_Requirement_: Collect every line below that contains the word "biến".

_Exercise data_:
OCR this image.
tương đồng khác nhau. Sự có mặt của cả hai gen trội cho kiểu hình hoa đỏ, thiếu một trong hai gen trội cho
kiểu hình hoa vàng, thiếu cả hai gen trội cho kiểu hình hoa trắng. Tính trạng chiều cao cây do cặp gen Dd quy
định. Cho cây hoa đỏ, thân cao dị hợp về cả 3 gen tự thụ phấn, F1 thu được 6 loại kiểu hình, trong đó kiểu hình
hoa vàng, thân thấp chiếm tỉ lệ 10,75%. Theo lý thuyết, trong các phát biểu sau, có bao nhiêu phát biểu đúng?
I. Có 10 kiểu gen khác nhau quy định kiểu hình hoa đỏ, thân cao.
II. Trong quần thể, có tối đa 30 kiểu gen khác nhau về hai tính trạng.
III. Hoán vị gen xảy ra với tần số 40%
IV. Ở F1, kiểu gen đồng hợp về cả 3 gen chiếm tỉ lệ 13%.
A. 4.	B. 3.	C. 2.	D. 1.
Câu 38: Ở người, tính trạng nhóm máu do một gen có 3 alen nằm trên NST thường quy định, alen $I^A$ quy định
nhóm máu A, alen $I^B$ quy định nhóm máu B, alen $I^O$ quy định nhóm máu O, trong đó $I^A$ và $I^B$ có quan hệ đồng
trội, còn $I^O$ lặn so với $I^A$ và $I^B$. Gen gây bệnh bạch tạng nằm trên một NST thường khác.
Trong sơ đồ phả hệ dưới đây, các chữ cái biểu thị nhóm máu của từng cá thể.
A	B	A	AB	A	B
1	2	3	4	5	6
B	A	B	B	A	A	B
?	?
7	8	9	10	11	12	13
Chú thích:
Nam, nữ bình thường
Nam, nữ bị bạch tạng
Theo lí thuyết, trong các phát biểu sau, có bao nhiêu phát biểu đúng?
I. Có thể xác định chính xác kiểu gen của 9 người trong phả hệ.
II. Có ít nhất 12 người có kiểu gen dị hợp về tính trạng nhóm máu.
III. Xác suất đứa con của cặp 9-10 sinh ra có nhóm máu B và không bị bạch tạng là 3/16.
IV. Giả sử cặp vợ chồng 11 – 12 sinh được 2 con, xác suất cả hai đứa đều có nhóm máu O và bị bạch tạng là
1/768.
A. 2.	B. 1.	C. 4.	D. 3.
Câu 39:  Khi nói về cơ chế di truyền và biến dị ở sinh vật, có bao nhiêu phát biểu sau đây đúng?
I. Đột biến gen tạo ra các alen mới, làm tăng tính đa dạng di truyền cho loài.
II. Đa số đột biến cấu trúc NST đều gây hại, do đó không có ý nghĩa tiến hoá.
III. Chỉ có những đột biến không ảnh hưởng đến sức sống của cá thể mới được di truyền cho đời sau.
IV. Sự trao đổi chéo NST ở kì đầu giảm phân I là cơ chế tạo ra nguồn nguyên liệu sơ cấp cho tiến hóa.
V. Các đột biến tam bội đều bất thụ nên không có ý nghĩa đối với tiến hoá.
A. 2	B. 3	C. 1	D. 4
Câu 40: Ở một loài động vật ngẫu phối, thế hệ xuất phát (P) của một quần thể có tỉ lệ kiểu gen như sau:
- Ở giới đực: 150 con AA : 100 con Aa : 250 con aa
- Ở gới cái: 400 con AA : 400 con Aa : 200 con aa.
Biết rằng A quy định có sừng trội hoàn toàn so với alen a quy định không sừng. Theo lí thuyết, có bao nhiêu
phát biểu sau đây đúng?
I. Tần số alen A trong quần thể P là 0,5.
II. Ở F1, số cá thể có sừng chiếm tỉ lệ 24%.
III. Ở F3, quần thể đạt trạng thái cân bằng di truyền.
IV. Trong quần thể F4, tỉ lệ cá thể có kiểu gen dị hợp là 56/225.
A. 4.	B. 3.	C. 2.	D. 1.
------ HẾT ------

_Reply to the exercise_:
Câu 39:  Khi nói về cơ chế di truyền và biến dị ở sinh vật, có bao nhiêu phát biểu sau đây đúng?
I. Đột biến gen tạo ra các alen mới, làm tăng tính đa dạng di truyền cho loài.
II. Đa số đột biến cấu trúc NST đều gây hại, do đó không có ý nghĩa tiến hoá.
III. Chỉ có những đột biến không ảnh hưởng đến sức sống của cá thể mới được di truyền cho đời sau.
V. Các đột biến tam bội đều bất thụ nên không có ý nghĩa đối với tiến hoá.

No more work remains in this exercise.